--- START OF The data ---

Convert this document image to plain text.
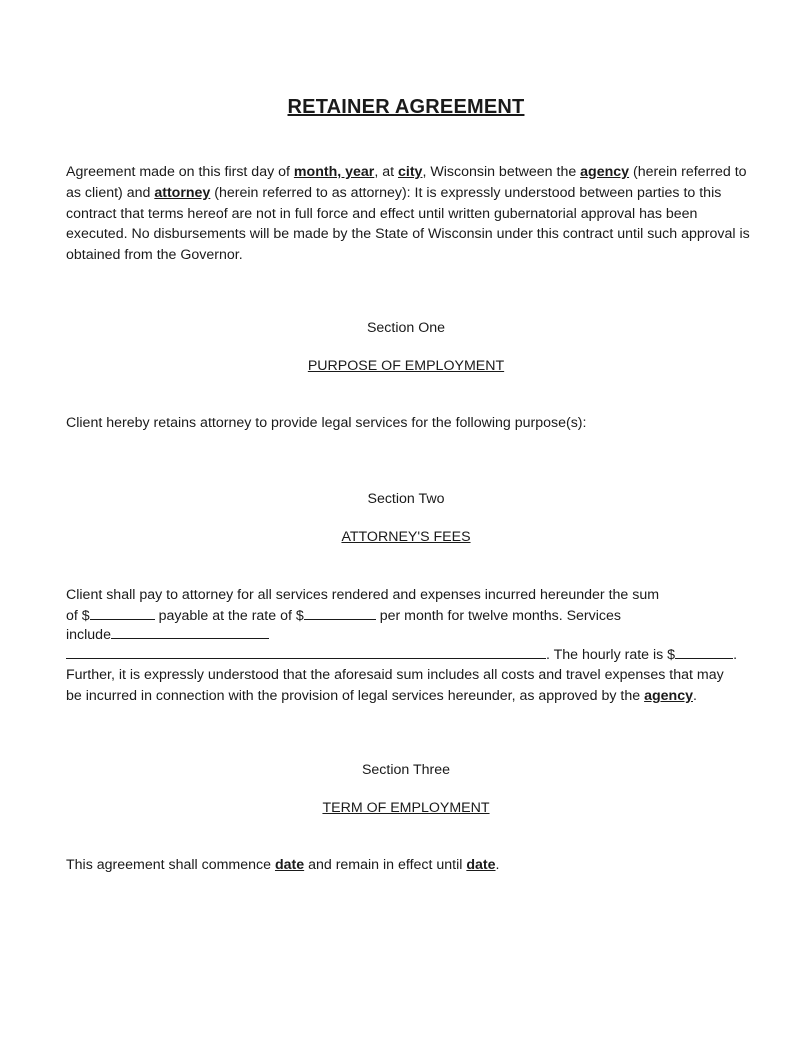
RETAINER AGREEMENT
Agreement made on this first day of month, year, at city, Wisconsin between the agency (herein referred to as client) and attorney (herein referred to as attorney): It is expressly understood between parties to this contract that terms hereof are not in full force and effect until written gubernatorial approval has been executed. No disbursements will be made by the State of Wisconsin under this contract until such approval is obtained from the Governor.
Section One
PURPOSE OF EMPLOYMENT
Client hereby retains attorney to provide legal services for the following purpose(s):
Section Two
ATTORNEY'S FEES
Client shall pay to attorney for all services rendered and expenses incurred hereunder the sum
of $	payable at the rate of $	per month for twelve months. Services
include
. The hourly rate is $	.
Further, it is expressly understood that the aforesaid sum includes all costs and travel expenses that may
be incurred in connection with the provision of legal services hereunder, as approved by the agency.
Section Three
TERM OF EMPLOYMENT
This agreement shall commence date and remain in effect until date.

--- END OF The data ---

# Directions for this task:
Search the records above for "hereunder". Copy each line where it is found.

# Worked solution:
Client shall pay to attorney for all services rendered and expenses incurred hereunder the sum
be incurred in connection with the provision of legal services hereunder, as approved by the agency.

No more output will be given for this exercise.